PROBLEM DESCRIPTION: All of the lines below are to be printed again exactly; images are excluded from the output.

[START OF DATASET RECORDS]

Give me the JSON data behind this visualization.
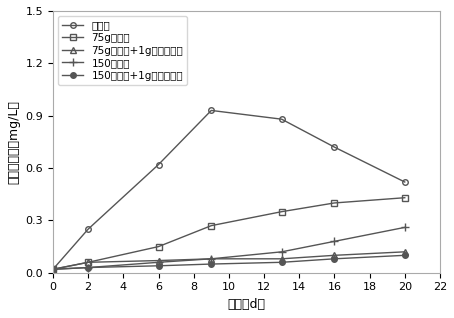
{
  "title": "",
  "xlabel": "时间（d）",
  "ylabel": "上覆水浓度（mg/L）",
  "xlim": [
    0,
    22
  ],
  "ylim": [
    0,
    1.5
  ],
  "xticks": [
    0,
    2,
    4,
    6,
    8,
    10,
    12,
    14,
    16,
    18,
    20,
    22
  ],
  "yticks": [
    0.0,
    0.3,
    0.6,
    0.9,
    1.2,
    1.5
  ],
  "series": [
    {
      "label": "对照组",
      "x": [
        0,
        2,
        6,
        9,
        13,
        16,
        20
      ],
      "y": [
        0.02,
        0.25,
        0.62,
        0.93,
        0.88,
        0.72,
        0.52
      ],
      "marker": "o",
      "color": "#555555",
      "linewidth": 1.0,
      "markersize": 4,
      "fillstyle": "none"
    },
    {
      "label": "75g方解石",
      "x": [
        0,
        2,
        6,
        9,
        13,
        16,
        20
      ],
      "y": [
        0.02,
        0.06,
        0.15,
        0.27,
        0.35,
        0.4,
        0.43
      ],
      "marker": "s",
      "color": "#555555",
      "linewidth": 1.0,
      "markersize": 4,
      "fillstyle": "none"
    },
    {
      "label": "75g方解石+1g羟基磷灰石",
      "x": [
        0,
        2,
        6,
        9,
        13,
        16,
        20
      ],
      "y": [
        0.02,
        0.06,
        0.07,
        0.08,
        0.08,
        0.1,
        0.12
      ],
      "marker": "^",
      "color": "#555555",
      "linewidth": 1.0,
      "markersize": 4,
      "fillstyle": "none"
    },
    {
      "label": "150方解石",
      "x": [
        0,
        2,
        6,
        9,
        13,
        16,
        20
      ],
      "y": [
        0.02,
        0.03,
        0.06,
        0.08,
        0.12,
        0.18,
        0.26
      ],
      "marker": "+",
      "color": "#555555",
      "linewidth": 1.0,
      "markersize": 6,
      "fillstyle": "full"
    },
    {
      "label": "150方解石+1g羟基磷灰石",
      "x": [
        0,
        2,
        6,
        9,
        13,
        16,
        20
      ],
      "y": [
        0.02,
        0.03,
        0.04,
        0.05,
        0.06,
        0.08,
        0.1
      ],
      "marker": "o",
      "color": "#555555",
      "linewidth": 1.0,
      "markersize": 4,
      "fillstyle": "full"
    }
  ],
  "legend_fontsize": 7.5,
  "axis_fontsize": 9,
  "tick_fontsize": 8,
  "background_color": "#ffffff"
}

[END OF DATASET RECORDS]

EXERCISE RESPONSE:
Give me the JSON data behind this visualization.
{
  "title": "",
  "xlabel": "时间（d）",
  "ylabel": "上覆水浓度（mg/L）",
  "xlim": [
    0,
    22
  ],
  "ylim": [
    0,
    1.5
  ],
  "xticks": [
    0,
    2,
    4,
    6,
    8,
    10,
    12,
    14,
    16,
    18,
    20,
    22
  ],
  "yticks": [
    0.0,
    0.3,
    0.6,
    0.9,
    1.2,
    1.5
  ],
  "series": [
    {
      "label": "对照组",
      "x": [
        0,
        2,
        6,
        9,
        13,
        16,
        20
      ],
      "y": [
        0.02,
        0.25,
        0.62,
        0.93,
        0.88,
        0.72,
        0.52
      ],
      "marker": "o",
      "color": "#555555",
      "linewidth": 1.0,
      "markersize": 4,
      "fillstyle": "none"
    },
    {
      "label": "75g方解石",
      "x": [
        0,
        2,
        6,
        9,
        13,
        16,
        20
      ],
      "y": [
        0.02,
        0.06,
        0.15,
        0.27,
        0.35,
        0.4,
        0.43
      ],
      "marker": "s",
      "color": "#555555",
      "linewidth": 1.0,
      "markersize": 4,
      "fillstyle": "none"
    },
    {
      "label": "75g方解石+1g羟基磷灰石",
      "x": [
        0,
        2,
        6,
        9,
        13,
        16,
        20
      ],
      "y": [
        0.02,
        0.06,
        0.07,
        0.08,
        0.08,
        0.1,
        0.12
      ],
      "marker": "^",
      "color": "#555555",
      "linewidth": 1.0,
      "markersize": 4,
      "fillstyle": "none"
    },
    {
      "label": "150方解石",
      "x": [
        0,
        2,
        6,
        9,
        13,
        16,
        20
      ],
      "y": [
        0.02,
        0.03,
        0.06,
        0.08,
        0.12,
        0.18,
        0.26
      ],
      "marker": "+",
      "color": "#555555",
      "linewidth": 1.0,
      "markersize": 6,
      "fillstyle": "full"
    },
    {
      "label": "150方解石+1g羟基磷灰石",
      "x": [
        0,
        2,
        6,
        9,
        13,
        16,
        20
      ],
      "y": [
        0.02,
        0.03,
        0.04,
        0.05,
        0.06,
        0.08,
        0.1
      ],
      "marker": "o",
      "color": "#555555",
      "linewidth": 1.0,
      "markersize": 4,
      "fillstyle": "full"
    }
  ],
  "legend_fontsize": 7.5,
  "axis_fontsize": 9,
  "tick_fontsize": 8,
  "background_color": "#ffffff"
}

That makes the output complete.